PROBLEM TO WORK ON: Wherever the word "garden" appears in the entries, copy the whole line.

Saved entries
»»

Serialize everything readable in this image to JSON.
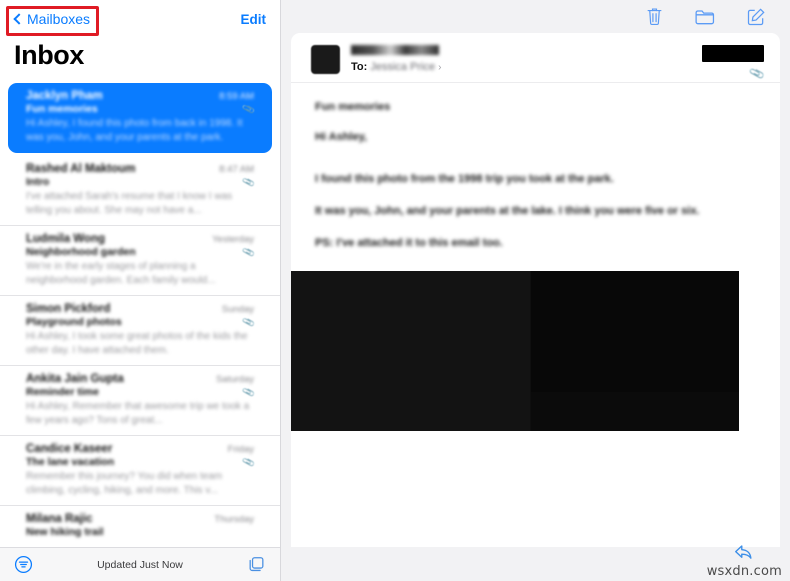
{
  "sidebar": {
    "back_label": "Mailboxes",
    "edit_label": "Edit",
    "title": "Inbox",
    "status_text": "Updated Just Now",
    "filter_icon": "filter-icon",
    "compose_icon": "layers-compose-icon",
    "back_icon": "chevron-left-icon",
    "messages": [
      {
        "sender": "Jacklyn Pham",
        "date": "8:59 AM",
        "subject": "Fun memories",
        "preview": "Hi Ashley, I found this photo from back in 1998. It was you, John, and your parents at the park.",
        "selected": true,
        "has_attachment": true
      },
      {
        "sender": "Rashed Al Maktoum",
        "date": "8:47 AM",
        "subject": "Intro",
        "preview": "I've attached Sarah's resume that I know I was telling you about. She may not have a...",
        "selected": false,
        "has_attachment": true
      },
      {
        "sender": "Ludmila Wong",
        "date": "Yesterday",
        "subject": "Neighborhood garden",
        "preview": "We're in the early stages of planning a neighborhood garden. Each family would...",
        "selected": false,
        "has_attachment": true
      },
      {
        "sender": "Simon Pickford",
        "date": "Sunday",
        "subject": "Playground photos",
        "preview": "Hi Ashley, I took some great photos of the kids the other day. I have attached them.",
        "selected": false,
        "has_attachment": true
      },
      {
        "sender": "Ankita Jain Gupta",
        "date": "Saturday",
        "subject": "Reminder time",
        "preview": "Hi Ashley, Remember that awesome trip we took a few years ago? Tons of great...",
        "selected": false,
        "has_attachment": true
      },
      {
        "sender": "Candice Kaseer",
        "date": "Friday",
        "subject": "The lane vacation",
        "preview": "Remember this journey? You did when team climbing, cycling, hiking, and more. This v...",
        "selected": false,
        "has_attachment": true
      },
      {
        "sender": "Milana Rajic",
        "date": "Thursday",
        "subject": "New hiking trail",
        "preview": "",
        "selected": false,
        "has_attachment": false
      }
    ]
  },
  "detail": {
    "toolbar": {
      "trash_icon": "trash-icon",
      "folder_icon": "folder-icon",
      "compose_icon": "compose-icon"
    },
    "header": {
      "to_label": "To:",
      "to_name": "Jessica Price",
      "to_chevron": "›",
      "attachment_icon": "paperclip-icon",
      "avatar_icon": "avatar"
    },
    "body_lines": [
      "Fun memories",
      "Hi Ashley,",
      "I found this photo from the 1998 trip you took at the park.",
      "It was you, John, and your parents at the lake. I think you were five or six.",
      "PS: I've attached it to this email too.",
      ""
    ],
    "reply_icon": "reply-arrow-icon",
    "watermark": "wsxdn.com"
  },
  "colors": {
    "accent": "#0a7cff",
    "highlight": "#e01b24",
    "selected_row_bg": "#0a7cff",
    "panel_bg": "#f2f2f4"
  }
}
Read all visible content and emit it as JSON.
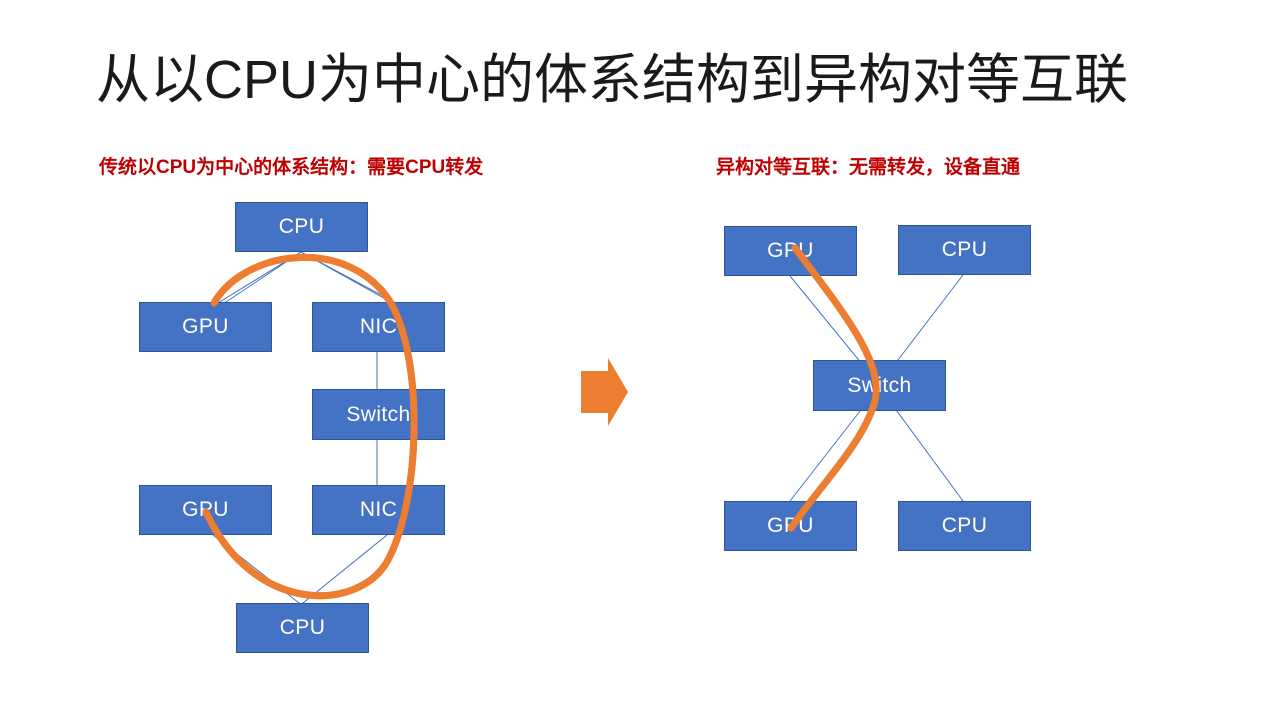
{
  "slide": {
    "title": "从以CPU为中心的体系结构到异构对等互联",
    "background_color": "#FFFFFF"
  },
  "colors": {
    "node_fill": "#4472C4",
    "node_border": "#2F5597",
    "node_text": "#FFFFFF",
    "caption_red": "#BE0000",
    "accent_orange": "#ED7D31",
    "link_blue": "#4472C4",
    "title_text": "#1A1A1A"
  },
  "panels": {
    "left": {
      "caption": "传统以CPU为中心的体系结构：需要CPU转发",
      "nodes": [
        {
          "id": "l-cpu-top",
          "label": "CPU"
        },
        {
          "id": "l-gpu-1",
          "label": "GPU"
        },
        {
          "id": "l-nic-1",
          "label": "NIC"
        },
        {
          "id": "l-switch",
          "label": "Switch"
        },
        {
          "id": "l-gpu-2",
          "label": "GPU"
        },
        {
          "id": "l-nic-2",
          "label": "NIC"
        },
        {
          "id": "l-cpu-bottom",
          "label": "CPU"
        }
      ]
    },
    "right": {
      "caption": "异构对等互联：无需转发，设备直通",
      "nodes": [
        {
          "id": "r-gpu-top",
          "label": "GPU"
        },
        {
          "id": "r-cpu-top",
          "label": "CPU"
        },
        {
          "id": "r-switch",
          "label": "Switch"
        },
        {
          "id": "r-gpu-bottom",
          "label": "GPU"
        },
        {
          "id": "r-cpu-bottom",
          "label": "CPU"
        }
      ]
    }
  },
  "transition_arrow": {
    "icon": "right-arrow-icon",
    "direction": "right",
    "color": "#ED7D31"
  }
}
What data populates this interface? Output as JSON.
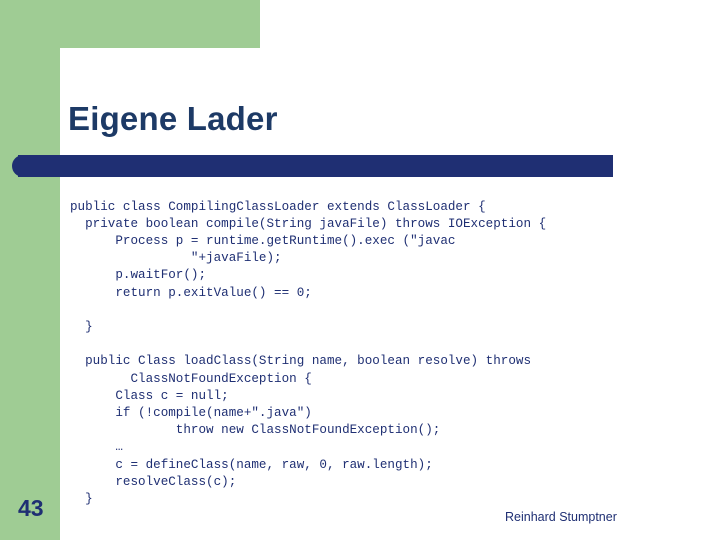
{
  "slide": {
    "title": "Eigene Lader",
    "page_number": "43",
    "footer_author": "Reinhard Stumptner",
    "colors": {
      "green_band": "#9fcc94",
      "dark_blue": "#1f2f73",
      "title_blue": "#1d3a66",
      "background": "#ffffff"
    },
    "code_lines": [
      {
        "indent": 0,
        "parts": [
          {
            "t": "public class ",
            "bold": true
          },
          {
            "t": "Compiling",
            "bold": true
          },
          {
            "t": "Class",
            "bold": true
          },
          {
            "t": "Loader ",
            "bold": true
          },
          {
            "t": "extends ",
            "bold": true
          },
          {
            "t": "Class",
            "bold": true
          },
          {
            "t": "Loader {",
            "bold": true
          }
        ]
      },
      {
        "indent": 2,
        "parts": [
          {
            "t": "private boolean ",
            "bold": true
          },
          {
            "t": "compile",
            "bold": true
          },
          {
            "t": "(String javaFile) ",
            "bold": false
          },
          {
            "t": "throws ",
            "bold": true
          },
          {
            "t": "IOException {",
            "bold": false
          }
        ]
      },
      {
        "indent": 6,
        "parts": [
          {
            "t": "Process p = runtime.",
            "bold": false
          },
          {
            "t": "get",
            "bold": false
          },
          {
            "t": "Runtime().",
            "bold": false
          },
          {
            "t": "exec ",
            "bold": false
          },
          {
            "t": "(\"javac",
            "bold": false
          }
        ]
      },
      {
        "indent": 16,
        "parts": [
          {
            "t": "\"+javaFile);",
            "bold": false
          }
        ]
      },
      {
        "indent": 6,
        "parts": [
          {
            "t": "p.",
            "bold": false
          },
          {
            "t": "wait",
            "bold": false
          },
          {
            "t": "For();",
            "bold": false
          }
        ]
      },
      {
        "indent": 6,
        "parts": [
          {
            "t": "return p.",
            "bold": false
          },
          {
            "t": "exit",
            "bold": false
          },
          {
            "t": "Value() == 0;",
            "bold": false
          }
        ]
      },
      {
        "indent": 0,
        "parts": []
      },
      {
        "indent": 2,
        "parts": [
          {
            "t": "}",
            "bold": false
          }
        ]
      },
      {
        "indent": 0,
        "parts": []
      },
      {
        "indent": 2,
        "parts": [
          {
            "t": "public Class ",
            "bold": true
          },
          {
            "t": "load",
            "bold": true
          },
          {
            "t": "Class",
            "bold": true
          },
          {
            "t": "(String name, boolean resolve) throws",
            "bold": false
          }
        ]
      },
      {
        "indent": 8,
        "parts": [
          {
            "t": "Class",
            "bold": false
          },
          {
            "t": "Not",
            "bold": false
          },
          {
            "t": "Found",
            "bold": false
          },
          {
            "t": "Exception {",
            "bold": false
          }
        ]
      },
      {
        "indent": 6,
        "parts": [
          {
            "t": "Class c = null;",
            "bold": false
          }
        ]
      },
      {
        "indent": 6,
        "parts": [
          {
            "t": "if (!compile(name+\".java\")",
            "bold": false
          }
        ]
      },
      {
        "indent": 14,
        "parts": [
          {
            "t": "throw new Class",
            "bold": false
          },
          {
            "t": "Not",
            "bold": false
          },
          {
            "t": "Found",
            "bold": false
          },
          {
            "t": "Exception();",
            "bold": false
          }
        ]
      },
      {
        "indent": 6,
        "parts": [
          {
            "t": "…",
            "bold": false
          }
        ]
      },
      {
        "indent": 6,
        "parts": [
          {
            "t": "c = define",
            "bold": false
          },
          {
            "t": "Class(name, raw, 0, raw.length);",
            "bold": false
          }
        ]
      },
      {
        "indent": 6,
        "parts": [
          {
            "t": "resolve",
            "bold": false
          },
          {
            "t": "Class(c);",
            "bold": false
          }
        ]
      },
      {
        "indent": 2,
        "parts": [
          {
            "t": "}",
            "bold": false
          }
        ]
      }
    ],
    "code_text": "public class CompilingClassLoader extends ClassLoader {\n  private boolean compile(String javaFile) throws IOException {\n      Process p = runtime.getRuntime().exec (\"javac\n                \"+javaFile);\n      p.waitFor();\n      return p.exitValue() == 0;\n\n  }\n\n  public Class loadClass(String name, boolean resolve) throws\n        ClassNotFoundException {\n      Class c = null;\n      if (!compile(name+\".java\")\n              throw new ClassNotFoundException();\n      …\n      c = defineClass(name, raw, 0, raw.length);\n      resolveClass(c);\n  }"
  }
}
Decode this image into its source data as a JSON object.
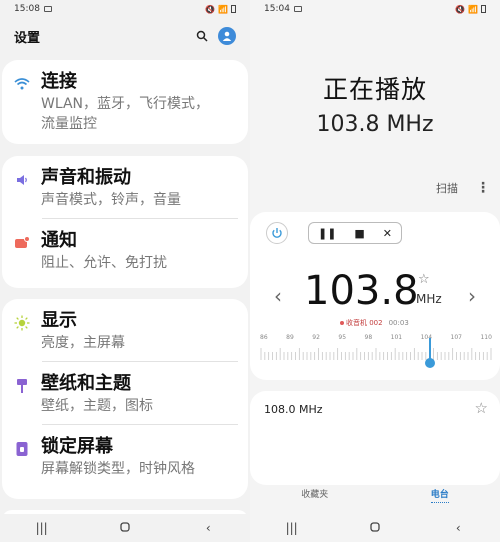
{
  "left": {
    "status": {
      "time": "15:08"
    },
    "header": {
      "title": "设置"
    },
    "cards": [
      {
        "items": [
          {
            "title": "连接",
            "sub": "WLAN，蓝牙，飞行模式，",
            "sub2": "流量监控"
          }
        ]
      },
      {
        "items": [
          {
            "title": "声音和振动",
            "sub": "声音模式，铃声，音量"
          },
          {
            "title": "通知",
            "sub": "阻止、允许、免打扰"
          }
        ]
      },
      {
        "items": [
          {
            "title": "显示",
            "sub": "亮度，主屏幕"
          },
          {
            "title": "壁纸和主题",
            "sub": "壁纸，主题，图标"
          },
          {
            "title": "锁定屏幕",
            "sub": "屏幕解锁类型，时钟风格"
          }
        ]
      }
    ],
    "icon_colors": {
      "wifi": "#3a8fd6",
      "sound": "#7a6ee0",
      "notify": "#ee6a5c",
      "display": "#b6d33c",
      "wallpaper": "#8a63d2",
      "lock": "#8a63d2"
    }
  },
  "right": {
    "status": {
      "time": "15:04"
    },
    "now_playing": "正在播放",
    "frequency_display": "103.8 MHz",
    "scan_label": "扫描",
    "tuner": {
      "frequency": "103.8",
      "unit": "MHz",
      "recording_label": "收音机 002",
      "recording_time": "00:03",
      "scale": [
        "86",
        "89",
        "92",
        "95",
        "98",
        "101",
        "104",
        "107",
        "110"
      ]
    },
    "station": {
      "frequency": "108.0 MHz"
    },
    "tabs": {
      "favorites": "收藏夹",
      "radio": "电台"
    },
    "accent": "#3a9ad9"
  }
}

««

COMPLETED EXERCISE:
        "subject": "Neighborhood garden",
        "preview": "We're in the early stages of planning a neighborhood garden. Each family would...",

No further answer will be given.